## [EXERCISE DETAILS]
Copy each line of the data below with the word "inveksi".

## [RECORDS]
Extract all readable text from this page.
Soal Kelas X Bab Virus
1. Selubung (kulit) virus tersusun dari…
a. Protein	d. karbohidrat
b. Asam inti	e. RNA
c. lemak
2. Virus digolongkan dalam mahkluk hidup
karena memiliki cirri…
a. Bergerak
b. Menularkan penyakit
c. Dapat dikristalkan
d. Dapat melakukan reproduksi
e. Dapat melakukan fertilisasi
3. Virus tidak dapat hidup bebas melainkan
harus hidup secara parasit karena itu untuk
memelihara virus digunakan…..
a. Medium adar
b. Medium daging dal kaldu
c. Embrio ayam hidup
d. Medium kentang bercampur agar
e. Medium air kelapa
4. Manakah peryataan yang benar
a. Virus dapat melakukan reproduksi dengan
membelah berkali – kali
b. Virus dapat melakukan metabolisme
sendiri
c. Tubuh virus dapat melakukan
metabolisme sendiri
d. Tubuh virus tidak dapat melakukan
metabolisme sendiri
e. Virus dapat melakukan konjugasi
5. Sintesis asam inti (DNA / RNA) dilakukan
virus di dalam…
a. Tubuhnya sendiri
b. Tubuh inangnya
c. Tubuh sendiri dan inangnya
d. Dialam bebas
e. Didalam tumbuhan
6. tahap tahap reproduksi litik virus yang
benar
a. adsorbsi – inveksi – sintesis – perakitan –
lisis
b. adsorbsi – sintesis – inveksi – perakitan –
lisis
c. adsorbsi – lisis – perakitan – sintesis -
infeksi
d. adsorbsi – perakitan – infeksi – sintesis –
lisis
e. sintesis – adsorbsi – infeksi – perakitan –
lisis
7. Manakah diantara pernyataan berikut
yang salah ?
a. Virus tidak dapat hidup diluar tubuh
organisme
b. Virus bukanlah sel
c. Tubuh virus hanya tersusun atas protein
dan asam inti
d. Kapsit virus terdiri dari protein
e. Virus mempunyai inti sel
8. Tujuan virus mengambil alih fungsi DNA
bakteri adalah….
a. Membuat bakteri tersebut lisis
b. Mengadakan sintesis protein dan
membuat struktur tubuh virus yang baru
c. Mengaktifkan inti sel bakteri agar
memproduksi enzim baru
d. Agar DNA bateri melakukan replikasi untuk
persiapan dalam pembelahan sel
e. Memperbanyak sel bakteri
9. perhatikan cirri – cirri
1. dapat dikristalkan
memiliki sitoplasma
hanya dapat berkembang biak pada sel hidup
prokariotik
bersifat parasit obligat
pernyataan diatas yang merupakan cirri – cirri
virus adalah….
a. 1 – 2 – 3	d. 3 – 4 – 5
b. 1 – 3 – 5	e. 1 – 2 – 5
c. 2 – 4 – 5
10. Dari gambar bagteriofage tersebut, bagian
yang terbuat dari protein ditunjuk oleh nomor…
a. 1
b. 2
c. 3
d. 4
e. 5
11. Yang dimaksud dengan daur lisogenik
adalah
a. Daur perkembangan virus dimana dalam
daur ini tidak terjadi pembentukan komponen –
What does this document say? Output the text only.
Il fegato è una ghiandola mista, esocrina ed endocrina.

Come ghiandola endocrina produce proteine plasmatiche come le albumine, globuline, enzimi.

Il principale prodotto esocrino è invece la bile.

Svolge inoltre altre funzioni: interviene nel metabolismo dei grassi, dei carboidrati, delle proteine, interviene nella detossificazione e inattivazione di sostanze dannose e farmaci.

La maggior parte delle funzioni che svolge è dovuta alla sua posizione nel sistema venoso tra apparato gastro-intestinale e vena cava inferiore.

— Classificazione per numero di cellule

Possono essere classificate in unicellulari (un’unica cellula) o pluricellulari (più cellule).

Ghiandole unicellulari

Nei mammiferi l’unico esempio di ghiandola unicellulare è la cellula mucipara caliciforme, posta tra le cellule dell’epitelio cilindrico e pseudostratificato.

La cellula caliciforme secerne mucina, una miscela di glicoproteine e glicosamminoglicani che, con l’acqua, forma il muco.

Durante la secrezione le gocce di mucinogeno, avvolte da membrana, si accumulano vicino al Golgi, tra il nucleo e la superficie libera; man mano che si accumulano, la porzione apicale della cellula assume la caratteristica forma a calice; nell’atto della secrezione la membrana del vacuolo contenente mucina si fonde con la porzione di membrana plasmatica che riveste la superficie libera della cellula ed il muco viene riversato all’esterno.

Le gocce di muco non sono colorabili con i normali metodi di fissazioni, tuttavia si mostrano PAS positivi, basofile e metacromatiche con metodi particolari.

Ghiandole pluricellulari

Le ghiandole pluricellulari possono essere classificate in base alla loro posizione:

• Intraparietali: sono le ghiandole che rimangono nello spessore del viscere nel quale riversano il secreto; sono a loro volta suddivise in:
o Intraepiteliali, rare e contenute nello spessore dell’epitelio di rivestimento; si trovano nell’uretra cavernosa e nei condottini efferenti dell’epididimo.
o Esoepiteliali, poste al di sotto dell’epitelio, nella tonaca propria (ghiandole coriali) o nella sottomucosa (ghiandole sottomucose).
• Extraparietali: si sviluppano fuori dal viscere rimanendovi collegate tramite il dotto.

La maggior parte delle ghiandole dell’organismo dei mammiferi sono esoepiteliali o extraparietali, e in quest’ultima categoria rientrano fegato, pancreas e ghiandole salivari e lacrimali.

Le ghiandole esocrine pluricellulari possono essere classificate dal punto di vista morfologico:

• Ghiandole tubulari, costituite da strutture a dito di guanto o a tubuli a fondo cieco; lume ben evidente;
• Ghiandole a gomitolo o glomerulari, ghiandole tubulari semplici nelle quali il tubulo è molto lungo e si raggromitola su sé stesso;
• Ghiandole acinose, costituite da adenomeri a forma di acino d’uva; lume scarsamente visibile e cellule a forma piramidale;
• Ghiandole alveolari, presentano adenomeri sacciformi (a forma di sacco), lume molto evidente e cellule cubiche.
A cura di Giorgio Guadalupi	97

## [TASK RESULT]
a. adsorbsi – inveksi – sintesis – perakitan –
b. adsorbsi – sintesis – inveksi – perakitan –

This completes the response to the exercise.